Restate the entire listing word for word.

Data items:
>> Begin
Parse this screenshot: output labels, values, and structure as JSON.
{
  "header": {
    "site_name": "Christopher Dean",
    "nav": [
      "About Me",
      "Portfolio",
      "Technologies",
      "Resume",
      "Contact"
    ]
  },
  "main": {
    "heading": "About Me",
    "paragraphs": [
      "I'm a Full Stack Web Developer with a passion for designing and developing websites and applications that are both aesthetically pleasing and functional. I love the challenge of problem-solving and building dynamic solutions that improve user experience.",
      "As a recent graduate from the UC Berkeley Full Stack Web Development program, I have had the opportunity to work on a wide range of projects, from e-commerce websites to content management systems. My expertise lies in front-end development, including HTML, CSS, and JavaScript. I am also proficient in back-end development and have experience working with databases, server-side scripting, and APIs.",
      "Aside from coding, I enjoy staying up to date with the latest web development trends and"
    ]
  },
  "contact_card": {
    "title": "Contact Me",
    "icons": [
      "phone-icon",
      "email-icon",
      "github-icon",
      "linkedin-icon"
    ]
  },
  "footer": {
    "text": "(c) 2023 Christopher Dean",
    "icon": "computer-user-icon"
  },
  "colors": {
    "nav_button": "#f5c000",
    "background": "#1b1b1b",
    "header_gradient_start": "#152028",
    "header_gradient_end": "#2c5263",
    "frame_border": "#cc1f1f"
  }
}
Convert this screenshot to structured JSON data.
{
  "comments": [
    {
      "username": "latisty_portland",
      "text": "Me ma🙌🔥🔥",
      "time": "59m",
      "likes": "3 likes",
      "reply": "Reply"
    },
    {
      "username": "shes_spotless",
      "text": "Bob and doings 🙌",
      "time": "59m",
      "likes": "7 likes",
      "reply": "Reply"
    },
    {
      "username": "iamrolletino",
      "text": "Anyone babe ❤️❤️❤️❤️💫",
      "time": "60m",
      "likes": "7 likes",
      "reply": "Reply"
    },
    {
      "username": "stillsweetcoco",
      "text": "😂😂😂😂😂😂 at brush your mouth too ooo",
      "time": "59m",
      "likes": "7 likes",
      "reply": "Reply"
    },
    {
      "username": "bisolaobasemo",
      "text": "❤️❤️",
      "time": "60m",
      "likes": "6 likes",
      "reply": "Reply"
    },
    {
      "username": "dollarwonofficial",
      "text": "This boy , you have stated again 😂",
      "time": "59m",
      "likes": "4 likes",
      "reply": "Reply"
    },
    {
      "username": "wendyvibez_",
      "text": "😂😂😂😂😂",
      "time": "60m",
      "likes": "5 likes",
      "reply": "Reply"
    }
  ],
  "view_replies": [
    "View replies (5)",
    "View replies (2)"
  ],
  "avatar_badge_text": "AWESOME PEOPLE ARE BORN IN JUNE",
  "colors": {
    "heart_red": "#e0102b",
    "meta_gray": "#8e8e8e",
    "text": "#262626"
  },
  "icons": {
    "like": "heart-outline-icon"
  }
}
>> End
Answer for the task:
Parse this screenshot: output labels, values, and structure as JSON.
{
  "header": {
    "site_name": "Christopher Dean",
    "nav": [
      "About Me",
      "Portfolio",
      "Technologies",
      "Resume",
      "Contact"
    ]
  },
  "main": {
    "heading": "About Me",
    "paragraphs": [
      "I'm a Full Stack Web Developer with a passion for designing and developing websites and applications that are both aesthetically pleasing and functional. I love the challenge of problem-solving and building dynamic solutions that improve user experience.",
      "As a recent graduate from the UC Berkeley Full Stack Web Development program, I have had the opportunity to work on a wide range of projects, from e-commerce websites to content management systems. My expertise lies in front-end development, including HTML, CSS, and JavaScript. I am also proficient in back-end development and have experience working with databases, server-side scripting, and APIs.",
      "Aside from coding, I enjoy staying up to date with the latest web development trends and"
    ]
  },
  "contact_card": {
    "title": "Contact Me",
    "icons": [
      "phone-icon",
      "email-icon",
      "github-icon",
      "linkedin-icon"
    ]
  },
  "footer": {
    "text": "(c) 2023 Christopher Dean",
    "icon": "computer-user-icon"
  },
  "colors": {
    "nav_button": "#f5c000",
    "background": "#1b1b1b",
    "header_gradient_start": "#152028",
    "header_gradient_end": "#2c5263",
    "frame_border": "#cc1f1f"
  }
}
Convert this screenshot to structured JSON data.
{
  "comments": [
    {
      "username": "latisty_portland",
      "text": "Me ma🙌🔥🔥",
      "time": "59m",
      "likes": "3 likes",
      "reply": "Reply"
    },
    {
      "username": "shes_spotless",
      "text": "Bob and doings 🙌",
      "time": "59m",
      "likes": "7 likes",
      "reply": "Reply"
    },
    {
      "username": "iamrolletino",
      "text": "Anyone babe ❤️❤️❤️❤️💫",
      "time": "60m",
      "likes": "7 likes",
      "reply": "Reply"
    },
    {
      "username": "stillsweetcoco",
      "text": "😂😂😂😂😂😂 at brush your mouth too ooo",
      "time": "59m",
      "likes": "7 likes",
      "reply": "Reply"
    },
    {
      "username": "bisolaobasemo",
      "text": "❤️❤️",
      "time": "60m",
      "likes": "6 likes",
      "reply": "Reply"
    },
    {
      "username": "dollarwonofficial",
      "text": "This boy , you have stated again 😂",
      "time": "59m",
      "likes": "4 likes",
      "reply": "Reply"
    },
    {
      "username": "wendyvibez_",
      "text": "😂😂😂😂😂",
      "time": "60m",
      "likes": "5 likes",
      "reply": "Reply"
    }
  ],
  "view_replies": [
    "View replies (5)",
    "View replies (2)"
  ],
  "avatar_badge_text": "AWESOME PEOPLE ARE BORN IN JUNE",
  "colors": {
    "heart_red": "#e0102b",
    "meta_gray": "#8e8e8e",
    "text": "#262626"
  },
  "icons": {
    "like": "heart-outline-icon"
  }
}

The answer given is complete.